• Directive: Keep only those lines of the records that include the string "שאתה".

Records from a collection:
........

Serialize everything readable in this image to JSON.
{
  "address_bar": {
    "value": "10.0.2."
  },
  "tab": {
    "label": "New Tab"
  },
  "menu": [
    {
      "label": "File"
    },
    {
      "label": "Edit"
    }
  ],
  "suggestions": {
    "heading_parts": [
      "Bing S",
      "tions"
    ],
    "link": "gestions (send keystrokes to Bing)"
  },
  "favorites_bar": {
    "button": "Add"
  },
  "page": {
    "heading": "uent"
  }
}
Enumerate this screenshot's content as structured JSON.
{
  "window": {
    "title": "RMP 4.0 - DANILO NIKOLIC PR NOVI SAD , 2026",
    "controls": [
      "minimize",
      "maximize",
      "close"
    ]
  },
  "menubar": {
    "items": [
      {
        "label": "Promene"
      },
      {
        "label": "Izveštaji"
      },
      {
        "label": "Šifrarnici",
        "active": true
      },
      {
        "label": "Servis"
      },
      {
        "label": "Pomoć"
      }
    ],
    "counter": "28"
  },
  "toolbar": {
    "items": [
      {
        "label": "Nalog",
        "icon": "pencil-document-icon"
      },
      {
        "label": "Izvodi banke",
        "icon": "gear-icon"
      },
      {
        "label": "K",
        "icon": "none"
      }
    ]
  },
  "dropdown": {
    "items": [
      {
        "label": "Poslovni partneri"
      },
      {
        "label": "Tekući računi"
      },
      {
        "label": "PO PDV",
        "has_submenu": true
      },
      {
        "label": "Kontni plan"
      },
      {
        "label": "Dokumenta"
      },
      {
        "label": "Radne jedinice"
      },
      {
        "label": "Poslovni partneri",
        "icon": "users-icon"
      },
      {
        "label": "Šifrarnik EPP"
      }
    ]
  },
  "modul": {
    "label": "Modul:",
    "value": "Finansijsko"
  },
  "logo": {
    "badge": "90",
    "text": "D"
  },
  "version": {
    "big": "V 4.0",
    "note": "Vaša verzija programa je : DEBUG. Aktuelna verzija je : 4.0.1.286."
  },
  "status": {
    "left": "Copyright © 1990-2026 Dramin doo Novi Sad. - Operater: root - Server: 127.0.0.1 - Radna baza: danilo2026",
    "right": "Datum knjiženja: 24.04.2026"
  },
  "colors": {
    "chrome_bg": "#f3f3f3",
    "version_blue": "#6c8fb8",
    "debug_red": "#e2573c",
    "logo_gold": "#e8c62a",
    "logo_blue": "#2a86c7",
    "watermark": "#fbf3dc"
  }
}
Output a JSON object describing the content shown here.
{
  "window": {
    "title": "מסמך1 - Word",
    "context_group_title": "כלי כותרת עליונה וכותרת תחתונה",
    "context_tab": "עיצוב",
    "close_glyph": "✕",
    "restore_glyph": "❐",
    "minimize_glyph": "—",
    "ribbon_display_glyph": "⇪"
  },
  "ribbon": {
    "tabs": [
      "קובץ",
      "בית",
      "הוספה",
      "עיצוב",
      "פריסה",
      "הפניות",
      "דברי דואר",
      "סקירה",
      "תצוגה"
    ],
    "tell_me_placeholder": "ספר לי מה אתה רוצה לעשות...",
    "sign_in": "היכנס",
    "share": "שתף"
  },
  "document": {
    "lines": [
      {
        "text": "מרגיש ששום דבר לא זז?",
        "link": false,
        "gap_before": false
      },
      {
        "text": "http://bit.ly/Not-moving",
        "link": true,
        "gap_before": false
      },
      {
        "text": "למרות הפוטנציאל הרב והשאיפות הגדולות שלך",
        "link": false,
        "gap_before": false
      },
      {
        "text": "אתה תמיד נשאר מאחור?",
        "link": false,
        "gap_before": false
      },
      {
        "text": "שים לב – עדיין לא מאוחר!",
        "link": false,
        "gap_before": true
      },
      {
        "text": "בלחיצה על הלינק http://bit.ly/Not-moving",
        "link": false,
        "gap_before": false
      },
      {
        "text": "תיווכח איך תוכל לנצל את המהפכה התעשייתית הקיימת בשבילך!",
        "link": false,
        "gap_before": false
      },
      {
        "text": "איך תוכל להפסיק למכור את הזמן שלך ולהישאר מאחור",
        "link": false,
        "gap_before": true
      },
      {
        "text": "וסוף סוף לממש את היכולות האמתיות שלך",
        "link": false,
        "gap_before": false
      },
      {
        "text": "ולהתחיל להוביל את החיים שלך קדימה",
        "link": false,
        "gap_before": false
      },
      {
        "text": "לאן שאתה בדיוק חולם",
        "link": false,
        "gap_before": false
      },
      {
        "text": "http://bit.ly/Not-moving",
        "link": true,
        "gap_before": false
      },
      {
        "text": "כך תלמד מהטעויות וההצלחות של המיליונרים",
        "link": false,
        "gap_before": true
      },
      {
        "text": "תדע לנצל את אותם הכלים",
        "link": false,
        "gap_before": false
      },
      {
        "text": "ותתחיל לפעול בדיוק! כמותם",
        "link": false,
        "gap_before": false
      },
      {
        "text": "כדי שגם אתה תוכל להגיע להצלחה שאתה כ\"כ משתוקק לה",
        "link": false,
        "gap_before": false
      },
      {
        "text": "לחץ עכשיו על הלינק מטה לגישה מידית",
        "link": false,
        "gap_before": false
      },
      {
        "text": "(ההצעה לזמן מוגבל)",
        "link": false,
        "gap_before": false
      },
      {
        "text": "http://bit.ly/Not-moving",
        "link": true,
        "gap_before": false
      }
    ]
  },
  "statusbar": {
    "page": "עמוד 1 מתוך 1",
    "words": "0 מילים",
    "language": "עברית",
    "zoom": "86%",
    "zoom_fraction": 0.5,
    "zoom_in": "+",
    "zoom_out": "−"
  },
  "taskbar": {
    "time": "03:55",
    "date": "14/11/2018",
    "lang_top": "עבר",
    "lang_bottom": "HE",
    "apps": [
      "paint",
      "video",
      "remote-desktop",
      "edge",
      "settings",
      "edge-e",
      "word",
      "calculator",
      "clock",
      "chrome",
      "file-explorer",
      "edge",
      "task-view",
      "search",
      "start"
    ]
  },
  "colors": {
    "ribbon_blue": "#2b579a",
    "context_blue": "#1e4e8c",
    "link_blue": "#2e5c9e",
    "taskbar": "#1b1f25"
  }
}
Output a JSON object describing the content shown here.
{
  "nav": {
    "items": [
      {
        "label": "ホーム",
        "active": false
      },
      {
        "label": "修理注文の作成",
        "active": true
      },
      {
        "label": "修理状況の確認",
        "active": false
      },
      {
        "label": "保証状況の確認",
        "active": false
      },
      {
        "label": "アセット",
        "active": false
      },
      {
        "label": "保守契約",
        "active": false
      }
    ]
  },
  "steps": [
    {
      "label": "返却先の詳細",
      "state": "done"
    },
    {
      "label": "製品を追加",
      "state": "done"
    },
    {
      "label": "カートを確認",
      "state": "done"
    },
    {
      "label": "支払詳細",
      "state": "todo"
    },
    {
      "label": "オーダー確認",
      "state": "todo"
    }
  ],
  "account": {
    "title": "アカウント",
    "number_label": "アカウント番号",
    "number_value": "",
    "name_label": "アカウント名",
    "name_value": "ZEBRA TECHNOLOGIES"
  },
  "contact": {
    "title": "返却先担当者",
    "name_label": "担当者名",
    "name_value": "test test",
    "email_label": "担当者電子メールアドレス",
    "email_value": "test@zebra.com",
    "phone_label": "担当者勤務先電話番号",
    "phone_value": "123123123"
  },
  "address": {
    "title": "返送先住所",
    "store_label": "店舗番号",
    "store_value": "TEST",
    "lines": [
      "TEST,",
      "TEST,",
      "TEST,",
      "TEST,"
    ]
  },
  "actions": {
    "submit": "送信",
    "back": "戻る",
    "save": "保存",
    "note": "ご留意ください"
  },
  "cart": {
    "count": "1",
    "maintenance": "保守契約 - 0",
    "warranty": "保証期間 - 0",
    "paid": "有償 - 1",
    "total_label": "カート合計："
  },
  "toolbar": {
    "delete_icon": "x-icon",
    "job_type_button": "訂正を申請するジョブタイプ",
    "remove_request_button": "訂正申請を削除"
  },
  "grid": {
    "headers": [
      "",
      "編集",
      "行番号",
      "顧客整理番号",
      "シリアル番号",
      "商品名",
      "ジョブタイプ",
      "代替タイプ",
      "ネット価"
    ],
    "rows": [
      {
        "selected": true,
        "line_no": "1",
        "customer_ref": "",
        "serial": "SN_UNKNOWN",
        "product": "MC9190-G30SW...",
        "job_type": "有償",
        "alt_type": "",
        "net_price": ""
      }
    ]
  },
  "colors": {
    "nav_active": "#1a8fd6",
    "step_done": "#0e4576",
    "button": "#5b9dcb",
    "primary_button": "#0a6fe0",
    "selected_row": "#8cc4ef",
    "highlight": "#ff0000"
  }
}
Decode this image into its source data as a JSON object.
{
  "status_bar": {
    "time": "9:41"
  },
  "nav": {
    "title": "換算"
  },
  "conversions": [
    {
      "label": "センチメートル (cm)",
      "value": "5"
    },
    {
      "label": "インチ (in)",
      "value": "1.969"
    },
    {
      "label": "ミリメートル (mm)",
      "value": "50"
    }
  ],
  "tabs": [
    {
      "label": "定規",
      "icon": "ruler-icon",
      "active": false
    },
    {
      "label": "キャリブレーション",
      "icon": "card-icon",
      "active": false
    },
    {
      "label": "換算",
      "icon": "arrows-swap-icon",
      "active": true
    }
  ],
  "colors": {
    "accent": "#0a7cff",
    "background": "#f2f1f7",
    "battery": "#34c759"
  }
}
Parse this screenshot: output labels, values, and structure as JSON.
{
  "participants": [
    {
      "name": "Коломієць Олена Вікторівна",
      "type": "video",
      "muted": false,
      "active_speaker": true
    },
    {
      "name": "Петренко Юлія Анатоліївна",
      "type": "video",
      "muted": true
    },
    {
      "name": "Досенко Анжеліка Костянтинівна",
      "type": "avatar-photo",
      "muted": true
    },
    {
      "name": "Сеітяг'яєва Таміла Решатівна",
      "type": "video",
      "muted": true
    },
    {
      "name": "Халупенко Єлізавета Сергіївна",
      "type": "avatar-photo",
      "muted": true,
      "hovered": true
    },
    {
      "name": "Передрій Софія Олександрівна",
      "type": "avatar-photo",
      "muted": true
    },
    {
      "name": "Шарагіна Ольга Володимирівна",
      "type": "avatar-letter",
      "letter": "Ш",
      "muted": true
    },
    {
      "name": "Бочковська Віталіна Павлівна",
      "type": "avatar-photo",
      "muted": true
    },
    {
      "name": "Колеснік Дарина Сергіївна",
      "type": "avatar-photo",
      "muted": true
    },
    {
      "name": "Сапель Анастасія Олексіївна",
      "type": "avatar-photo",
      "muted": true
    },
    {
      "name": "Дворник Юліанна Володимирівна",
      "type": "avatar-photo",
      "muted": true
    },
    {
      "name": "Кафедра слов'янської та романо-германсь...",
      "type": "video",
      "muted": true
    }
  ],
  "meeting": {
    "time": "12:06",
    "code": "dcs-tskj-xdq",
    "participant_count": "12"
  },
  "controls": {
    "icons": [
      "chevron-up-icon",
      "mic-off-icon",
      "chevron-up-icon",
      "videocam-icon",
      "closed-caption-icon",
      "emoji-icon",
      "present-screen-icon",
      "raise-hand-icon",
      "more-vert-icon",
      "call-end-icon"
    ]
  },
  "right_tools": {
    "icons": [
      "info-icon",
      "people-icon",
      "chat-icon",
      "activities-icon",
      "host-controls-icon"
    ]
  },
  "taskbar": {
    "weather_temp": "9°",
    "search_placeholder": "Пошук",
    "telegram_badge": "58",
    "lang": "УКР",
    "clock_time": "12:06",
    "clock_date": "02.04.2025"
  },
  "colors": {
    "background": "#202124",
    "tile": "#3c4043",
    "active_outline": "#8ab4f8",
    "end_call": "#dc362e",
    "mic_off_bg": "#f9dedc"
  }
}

........

• Output for this exercise:
        "text": "לאן שאתה בדיוק חולם",
        "text": "כדי שגם אתה תוכל להגיע להצלחה שאתה כ\"כ משתוקק לה",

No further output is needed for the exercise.